Count the lines below that include the word "comunicativos" and write that number alone.
★ ★ ★ ★ ★
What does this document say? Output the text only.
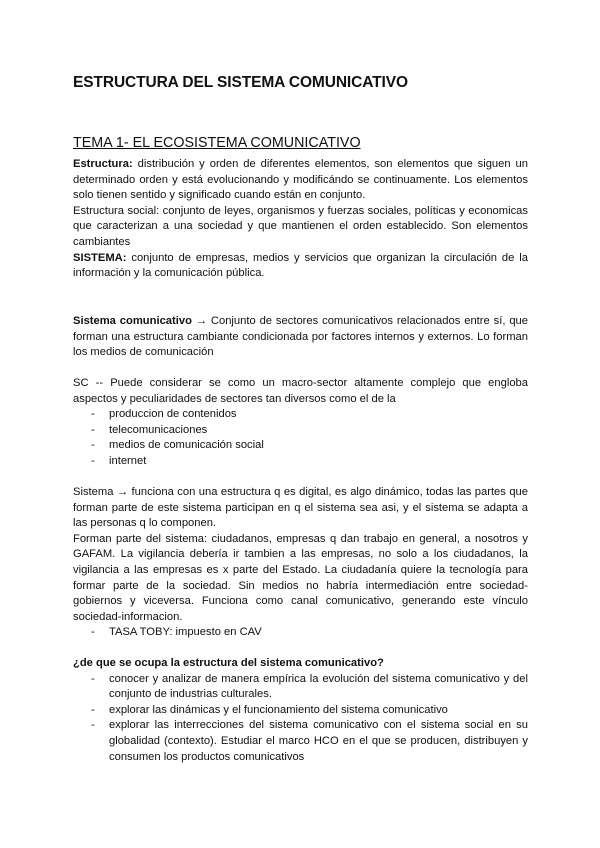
ESTRUCTURA DEL SISTEMA COMUNICATIVO
TEMA 1- EL ECOSISTEMA COMUNICATIVO

Estructura: distribución y orden de diferentes elementos, son elementos que siguen un determinado orden y está evolucionando y modificándo se continuamente. Los elementos solo tienen sentido y significado cuando están en conjunto.

Estructura social: conjunto de leyes, organismos y fuerzas sociales, políticas y economicas que caracterizan a una sociedad y que mantienen el orden establecido. Son elementos cambiantes

SISTEMA: conjunto de empresas, medios y servicios que organizan la circulación de la información y la comunicación pública.

Sistema comunicativo → Conjunto de sectores comunicativos relacionados entre sí, que forman una estructura cambiante condicionada por factores internos y externos. Lo forman los medios de comunicación

SC -- Puede considerar se como un macro-sector altamente complejo que engloba aspectos y peculiaridades de sectores tan diversos como el de la

- produccion de contenidos
- telecomunicaciones
- medios de comunicación social
- internet

Sistema → funciona con una estructura q es digital, es algo dinámico, todas las partes que forman parte de este sistema participan en q el sistema sea asi, y el sistema se adapta a las personas q lo componen.

Forman parte del sistema: ciudadanos, empresas q dan trabajo en general, a nosotros y GAFAM. La vigilancia debería ir tambien a las empresas, no solo a los ciudadanos, la vigilancia a las empresas es x parte del Estado. La ciudadanía quiere la tecnología para formar parte de la sociedad. Sin medios no habría intermediación entre sociedad- gobiernos y viceversa. Funciona como canal comunicativo, generando este vínculo sociedad-informacion.

- TASA TOBY: impuesto en CAV

¿de que se ocupa la estructura del sistema comunicativo?

- conocer y analizar de manera empírica la evolución del sistema comunicativo y del conjunto de industrias culturales.
- explorar las dinámicas y el funcionamiento del sistema comunicativo
- explorar las interrecciones del sistema comunicativo con el sistema social en su globalidad (contexto). Estudiar el marco HCO en el que se producen, distribuyen y consumen los productos comunicativos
★ ★ ★ ★ ★
### Right answer
2